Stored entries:
* start *

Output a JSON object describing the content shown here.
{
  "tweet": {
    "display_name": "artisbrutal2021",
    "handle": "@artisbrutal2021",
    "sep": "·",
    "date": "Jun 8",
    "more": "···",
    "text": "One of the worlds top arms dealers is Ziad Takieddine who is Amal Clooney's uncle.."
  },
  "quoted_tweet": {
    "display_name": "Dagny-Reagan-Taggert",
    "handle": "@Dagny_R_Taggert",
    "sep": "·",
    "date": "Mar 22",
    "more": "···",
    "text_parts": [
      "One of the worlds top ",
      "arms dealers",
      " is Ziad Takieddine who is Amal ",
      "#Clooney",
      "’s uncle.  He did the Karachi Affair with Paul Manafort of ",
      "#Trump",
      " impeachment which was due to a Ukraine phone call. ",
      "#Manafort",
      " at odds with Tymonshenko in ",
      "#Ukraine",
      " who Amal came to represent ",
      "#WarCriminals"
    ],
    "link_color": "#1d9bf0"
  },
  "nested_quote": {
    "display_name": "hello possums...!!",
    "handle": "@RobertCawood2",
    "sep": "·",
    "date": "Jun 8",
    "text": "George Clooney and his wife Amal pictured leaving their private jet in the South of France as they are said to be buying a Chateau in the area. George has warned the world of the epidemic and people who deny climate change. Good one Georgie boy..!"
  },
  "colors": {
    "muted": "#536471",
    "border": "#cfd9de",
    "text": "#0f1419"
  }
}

* end *

YOUR GOAL:
Pick out every line of the listing containing the word "Takieddine", and show those lines.

SOLUTION TO THE EXERCISE:
    "text": "One of the worlds top arms dealers is Ziad Takieddine who is Amal Clooney's uncle.."
      " is Ziad Takieddine who is Amal ",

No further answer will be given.